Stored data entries

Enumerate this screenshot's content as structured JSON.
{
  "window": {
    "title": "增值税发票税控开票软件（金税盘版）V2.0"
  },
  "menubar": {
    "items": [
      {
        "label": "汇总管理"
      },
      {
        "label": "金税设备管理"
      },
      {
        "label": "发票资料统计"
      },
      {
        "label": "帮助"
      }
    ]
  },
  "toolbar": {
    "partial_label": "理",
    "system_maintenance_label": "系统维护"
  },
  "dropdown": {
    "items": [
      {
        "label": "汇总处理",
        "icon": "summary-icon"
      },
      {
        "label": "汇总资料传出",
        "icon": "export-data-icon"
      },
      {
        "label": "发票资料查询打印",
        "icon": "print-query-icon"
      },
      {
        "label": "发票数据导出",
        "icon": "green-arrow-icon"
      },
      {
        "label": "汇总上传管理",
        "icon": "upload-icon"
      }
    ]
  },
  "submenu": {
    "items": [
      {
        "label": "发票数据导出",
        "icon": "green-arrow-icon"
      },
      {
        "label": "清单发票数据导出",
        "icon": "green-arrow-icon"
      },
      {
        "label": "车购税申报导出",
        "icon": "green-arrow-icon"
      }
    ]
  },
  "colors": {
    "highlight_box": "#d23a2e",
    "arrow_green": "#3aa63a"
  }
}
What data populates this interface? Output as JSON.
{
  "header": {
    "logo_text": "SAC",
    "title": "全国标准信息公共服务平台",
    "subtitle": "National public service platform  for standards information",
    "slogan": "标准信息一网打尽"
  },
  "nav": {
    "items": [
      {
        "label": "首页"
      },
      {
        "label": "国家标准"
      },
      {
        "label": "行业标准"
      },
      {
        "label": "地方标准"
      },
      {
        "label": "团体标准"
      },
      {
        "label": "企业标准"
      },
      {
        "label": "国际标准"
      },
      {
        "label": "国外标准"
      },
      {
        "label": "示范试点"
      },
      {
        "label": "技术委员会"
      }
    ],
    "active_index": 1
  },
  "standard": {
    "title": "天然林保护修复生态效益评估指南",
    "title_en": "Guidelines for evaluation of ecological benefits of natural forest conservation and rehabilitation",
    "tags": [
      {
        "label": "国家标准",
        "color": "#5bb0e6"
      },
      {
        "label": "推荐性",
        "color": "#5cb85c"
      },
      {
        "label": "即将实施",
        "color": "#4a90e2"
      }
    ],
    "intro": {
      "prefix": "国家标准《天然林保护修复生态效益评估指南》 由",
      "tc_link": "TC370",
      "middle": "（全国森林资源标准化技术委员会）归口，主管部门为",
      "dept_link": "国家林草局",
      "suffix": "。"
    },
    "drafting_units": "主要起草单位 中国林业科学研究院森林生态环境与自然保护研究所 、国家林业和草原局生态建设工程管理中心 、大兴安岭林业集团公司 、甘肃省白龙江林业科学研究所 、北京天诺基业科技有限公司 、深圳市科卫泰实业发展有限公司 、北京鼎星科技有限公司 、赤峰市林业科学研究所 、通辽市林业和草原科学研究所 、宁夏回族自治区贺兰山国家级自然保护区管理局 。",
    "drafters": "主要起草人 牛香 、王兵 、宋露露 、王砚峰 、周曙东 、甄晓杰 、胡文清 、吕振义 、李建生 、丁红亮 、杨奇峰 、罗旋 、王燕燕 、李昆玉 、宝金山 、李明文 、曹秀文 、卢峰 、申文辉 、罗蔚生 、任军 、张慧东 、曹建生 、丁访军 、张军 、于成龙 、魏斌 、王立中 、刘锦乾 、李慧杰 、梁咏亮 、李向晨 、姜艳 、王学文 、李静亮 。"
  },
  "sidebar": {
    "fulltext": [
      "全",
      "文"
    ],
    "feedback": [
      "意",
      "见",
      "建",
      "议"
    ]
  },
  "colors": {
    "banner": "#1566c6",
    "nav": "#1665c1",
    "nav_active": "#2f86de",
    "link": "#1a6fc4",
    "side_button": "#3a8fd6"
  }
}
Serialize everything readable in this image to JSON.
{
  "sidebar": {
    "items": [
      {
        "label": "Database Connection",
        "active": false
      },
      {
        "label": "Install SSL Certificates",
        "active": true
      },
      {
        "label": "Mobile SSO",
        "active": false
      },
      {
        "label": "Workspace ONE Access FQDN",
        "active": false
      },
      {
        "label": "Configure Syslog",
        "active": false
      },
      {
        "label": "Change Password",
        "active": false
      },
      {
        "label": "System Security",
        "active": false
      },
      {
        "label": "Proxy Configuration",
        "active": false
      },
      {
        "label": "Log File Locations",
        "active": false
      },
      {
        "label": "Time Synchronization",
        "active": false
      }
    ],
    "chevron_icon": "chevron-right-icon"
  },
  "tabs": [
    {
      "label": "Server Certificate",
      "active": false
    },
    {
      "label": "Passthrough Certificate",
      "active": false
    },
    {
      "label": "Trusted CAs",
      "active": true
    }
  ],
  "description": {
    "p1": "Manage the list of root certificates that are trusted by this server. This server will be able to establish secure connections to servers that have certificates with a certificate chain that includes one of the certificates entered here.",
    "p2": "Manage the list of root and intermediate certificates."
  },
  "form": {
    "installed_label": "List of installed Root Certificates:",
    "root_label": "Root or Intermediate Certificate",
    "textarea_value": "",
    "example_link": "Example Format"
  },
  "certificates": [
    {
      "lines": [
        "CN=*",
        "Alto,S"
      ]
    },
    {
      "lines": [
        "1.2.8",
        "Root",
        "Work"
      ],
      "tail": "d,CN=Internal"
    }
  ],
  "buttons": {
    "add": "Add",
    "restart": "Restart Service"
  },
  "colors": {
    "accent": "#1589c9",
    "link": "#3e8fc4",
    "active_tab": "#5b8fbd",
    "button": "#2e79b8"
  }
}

* What to produce: Give the records above again, word for word.

* Output of the exercise:
Enumerate this screenshot's content as structured JSON.
{
  "window": {
    "title": "增值税发票税控开票软件（金税盘版）V2.0"
  },
  "menubar": {
    "items": [
      {
        "label": "汇总管理"
      },
      {
        "label": "金税设备管理"
      },
      {
        "label": "发票资料统计"
      },
      {
        "label": "帮助"
      }
    ]
  },
  "toolbar": {
    "partial_label": "理",
    "system_maintenance_label": "系统维护"
  },
  "dropdown": {
    "items": [
      {
        "label": "汇总处理",
        "icon": "summary-icon"
      },
      {
        "label": "汇总资料传出",
        "icon": "export-data-icon"
      },
      {
        "label": "发票资料查询打印",
        "icon": "print-query-icon"
      },
      {
        "label": "发票数据导出",
        "icon": "green-arrow-icon"
      },
      {
        "label": "汇总上传管理",
        "icon": "upload-icon"
      }
    ]
  },
  "submenu": {
    "items": [
      {
        "label": "发票数据导出",
        "icon": "green-arrow-icon"
      },
      {
        "label": "清单发票数据导出",
        "icon": "green-arrow-icon"
      },
      {
        "label": "车购税申报导出",
        "icon": "green-arrow-icon"
      }
    ]
  },
  "colors": {
    "highlight_box": "#d23a2e",
    "arrow_green": "#3aa63a"
  }
}
What data populates this interface? Output as JSON.
{
  "header": {
    "logo_text": "SAC",
    "title": "全国标准信息公共服务平台",
    "subtitle": "National public service platform  for standards information",
    "slogan": "标准信息一网打尽"
  },
  "nav": {
    "items": [
      {
        "label": "首页"
      },
      {
        "label": "国家标准"
      },
      {
        "label": "行业标准"
      },
      {
        "label": "地方标准"
      },
      {
        "label": "团体标准"
      },
      {
        "label": "企业标准"
      },
      {
        "label": "国际标准"
      },
      {
        "label": "国外标准"
      },
      {
        "label": "示范试点"
      },
      {
        "label": "技术委员会"
      }
    ],
    "active_index": 1
  },
  "standard": {
    "title": "天然林保护修复生态效益评估指南",
    "title_en": "Guidelines for evaluation of ecological benefits of natural forest conservation and rehabilitation",
    "tags": [
      {
        "label": "国家标准",
        "color": "#5bb0e6"
      },
      {
        "label": "推荐性",
        "color": "#5cb85c"
      },
      {
        "label": "即将实施",
        "color": "#4a90e2"
      }
    ],
    "intro": {
      "prefix": "国家标准《天然林保护修复生态效益评估指南》 由",
      "tc_link": "TC370",
      "middle": "（全国森林资源标准化技术委员会）归口，主管部门为",
      "dept_link": "国家林草局",
      "suffix": "。"
    },
    "drafting_units": "主要起草单位 中国林业科学研究院森林生态环境与自然保护研究所 、国家林业和草原局生态建设工程管理中心 、大兴安岭林业集团公司 、甘肃省白龙江林业科学研究所 、北京天诺基业科技有限公司 、深圳市科卫泰实业发展有限公司 、北京鼎星科技有限公司 、赤峰市林业科学研究所 、通辽市林业和草原科学研究所 、宁夏回族自治区贺兰山国家级自然保护区管理局 。",
    "drafters": "主要起草人 牛香 、王兵 、宋露露 、王砚峰 、周曙东 、甄晓杰 、胡文清 、吕振义 、李建生 、丁红亮 、杨奇峰 、罗旋 、王燕燕 、李昆玉 、宝金山 、李明文 、曹秀文 、卢峰 、申文辉 、罗蔚生 、任军 、张慧东 、曹建生 、丁访军 、张军 、于成龙 、魏斌 、王立中 、刘锦乾 、李慧杰 、梁咏亮 、李向晨 、姜艳 、王学文 、李静亮 。"
  },
  "sidebar": {
    "fulltext": [
      "全",
      "文"
    ],
    "feedback": [
      "意",
      "见",
      "建",
      "议"
    ]
  },
  "colors": {
    "banner": "#1566c6",
    "nav": "#1665c1",
    "nav_active": "#2f86de",
    "link": "#1a6fc4",
    "side_button": "#3a8fd6"
  }
}
Serialize everything readable in this image to JSON.
{
  "sidebar": {
    "items": [
      {
        "label": "Database Connection",
        "active": false
      },
      {
        "label": "Install SSL Certificates",
        "active": true
      },
      {
        "label": "Mobile SSO",
        "active": false
      },
      {
        "label": "Workspace ONE Access FQDN",
        "active": false
      },
      {
        "label": "Configure Syslog",
        "active": false
      },
      {
        "label": "Change Password",
        "active": false
      },
      {
        "label": "System Security",
        "active": false
      },
      {
        "label": "Proxy Configuration",
        "active": false
      },
      {
        "label": "Log File Locations",
        "active": false
      },
      {
        "label": "Time Synchronization",
        "active": false
      }
    ],
    "chevron_icon": "chevron-right-icon"
  },
  "tabs": [
    {
      "label": "Server Certificate",
      "active": false
    },
    {
      "label": "Passthrough Certificate",
      "active": false
    },
    {
      "label": "Trusted CAs",
      "active": true
    }
  ],
  "description": {
    "p1": "Manage the list of root certificates that are trusted by this server. This server will be able to establish secure connections to servers that have certificates with a certificate chain that includes one of the certificates entered here.",
    "p2": "Manage the list of root and intermediate certificates."
  },
  "form": {
    "installed_label": "List of installed Root Certificates:",
    "root_label": "Root or Intermediate Certificate",
    "textarea_value": "",
    "example_link": "Example Format"
  },
  "certificates": [
    {
      "lines": [
        "CN=*",
        "Alto,S"
      ]
    },
    {
      "lines": [
        "1.2.8",
        "Root",
        "Work"
      ],
      "tail": "d,CN=Internal"
    }
  ],
  "buttons": {
    "add": "Add",
    "restart": "Restart Service"
  },
  "colors": {
    "accent": "#1589c9",
    "link": "#3e8fc4",
    "active_tab": "#5b8fbd",
    "button": "#2e79b8"
  }
}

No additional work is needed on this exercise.